### Texto de partida

El tema es de fondo porque pone en juego dos de las fuerzas capitales de la moderna sociedad democrática: la libre competencia y la libertad de expresión. Sus respectivos conceptos, límites y derechos generalmente confluyen, pero también chocan, más en el terreno de la práctica que en el filosófico. La ley fundamental de la empresa capitalista es el lucro y el afán permanente de incrementarlo a toda costa; una empresa comercial no está concebida precisamente como una entidad de beneficiencia, pero eso no quiere decir que esté exenta de cumplir con su responsabilidad social. Toda medida que garantice el equilibrio entre unos y otros es esencial para asegurar el bienestar general.

### Detalles del ejercicio
Sigue escribiendo el texto sobre la libre competencia y la libertad de expresión a partir de su última oración.

### Datos
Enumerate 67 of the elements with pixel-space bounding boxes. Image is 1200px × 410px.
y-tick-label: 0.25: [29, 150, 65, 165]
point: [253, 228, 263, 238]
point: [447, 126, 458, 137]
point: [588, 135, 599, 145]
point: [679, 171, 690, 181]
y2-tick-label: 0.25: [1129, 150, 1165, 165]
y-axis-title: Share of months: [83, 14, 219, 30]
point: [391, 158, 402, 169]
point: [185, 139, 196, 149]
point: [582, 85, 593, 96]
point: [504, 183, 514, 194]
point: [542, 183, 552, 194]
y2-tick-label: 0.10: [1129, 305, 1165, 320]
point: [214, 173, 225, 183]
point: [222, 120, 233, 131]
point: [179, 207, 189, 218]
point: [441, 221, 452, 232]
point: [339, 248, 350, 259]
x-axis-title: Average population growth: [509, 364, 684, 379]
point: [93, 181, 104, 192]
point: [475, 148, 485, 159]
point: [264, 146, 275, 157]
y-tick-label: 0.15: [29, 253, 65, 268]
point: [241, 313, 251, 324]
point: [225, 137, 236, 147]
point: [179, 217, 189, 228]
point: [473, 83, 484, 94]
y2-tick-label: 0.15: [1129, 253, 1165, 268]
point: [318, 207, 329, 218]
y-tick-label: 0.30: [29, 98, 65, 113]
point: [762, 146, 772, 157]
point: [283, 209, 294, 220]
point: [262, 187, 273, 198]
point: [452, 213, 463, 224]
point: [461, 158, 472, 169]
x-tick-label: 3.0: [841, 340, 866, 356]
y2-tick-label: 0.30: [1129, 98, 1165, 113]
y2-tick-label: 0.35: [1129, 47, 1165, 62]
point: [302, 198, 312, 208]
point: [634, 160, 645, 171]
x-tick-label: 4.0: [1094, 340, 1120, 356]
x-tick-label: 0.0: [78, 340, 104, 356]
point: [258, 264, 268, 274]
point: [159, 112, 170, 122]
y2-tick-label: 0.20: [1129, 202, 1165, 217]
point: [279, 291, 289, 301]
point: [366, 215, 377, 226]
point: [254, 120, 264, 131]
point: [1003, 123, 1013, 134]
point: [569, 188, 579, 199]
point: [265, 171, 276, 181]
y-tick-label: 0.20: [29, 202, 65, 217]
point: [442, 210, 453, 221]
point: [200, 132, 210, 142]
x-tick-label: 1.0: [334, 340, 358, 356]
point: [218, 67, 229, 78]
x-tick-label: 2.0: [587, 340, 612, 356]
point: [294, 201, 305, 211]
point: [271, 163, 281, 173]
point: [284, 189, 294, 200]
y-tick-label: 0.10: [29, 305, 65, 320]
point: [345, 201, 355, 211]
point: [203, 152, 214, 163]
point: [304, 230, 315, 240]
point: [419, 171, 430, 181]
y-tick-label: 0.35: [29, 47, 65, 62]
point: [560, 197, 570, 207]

### Tu respuesta
Ese equilibrio es extremadamente difícil de alcanzar porque el impulso de los que tienen más por tener aún más es parte de la naturaleza humana y una regla no escrita, pero que todos siguen en el mundo de vastos conglomerados y corporaciones que caracteriza a la actividad financiera de nuestro tiempo. Ese peligro es siempre grave, pero lo es más cuando lo que está en juego no son simples productos de consumo o servicios, sino la información y toda forma de mensaje o expresión que afecte nuestro conocimiento, sensibilidad y percepción del mundo. Un ejemplo notorio es el que brindan los criterios según los cuales la televisión organiza sus programas y decide lo que vemos y cómo lo vemos. Como todo está subordinado a los ratings, es el volumen de la teleaudiencia lo que decide si un programa continúa o se cancela. Este método podría considerarse "democrático", pues es la mayoría la que con su "voto" decide el resultado final. Pero en verdad esconde un astuto sofisma: es la calidad cada vez más deleznable de la oferta la que, hábilmente manipulada y comercializada, elige realmente por nosotros y no nos deja muchas opciones. Así se explica el creciente fenómeno de que los programas que se ocupan de asuntos que "no venden" -como espacios informativos, de debate o culturales- vayan desapareciendo progresivamente o tengan que volverse más frívolos para sobrevivir. Es decir, estamos a su merced.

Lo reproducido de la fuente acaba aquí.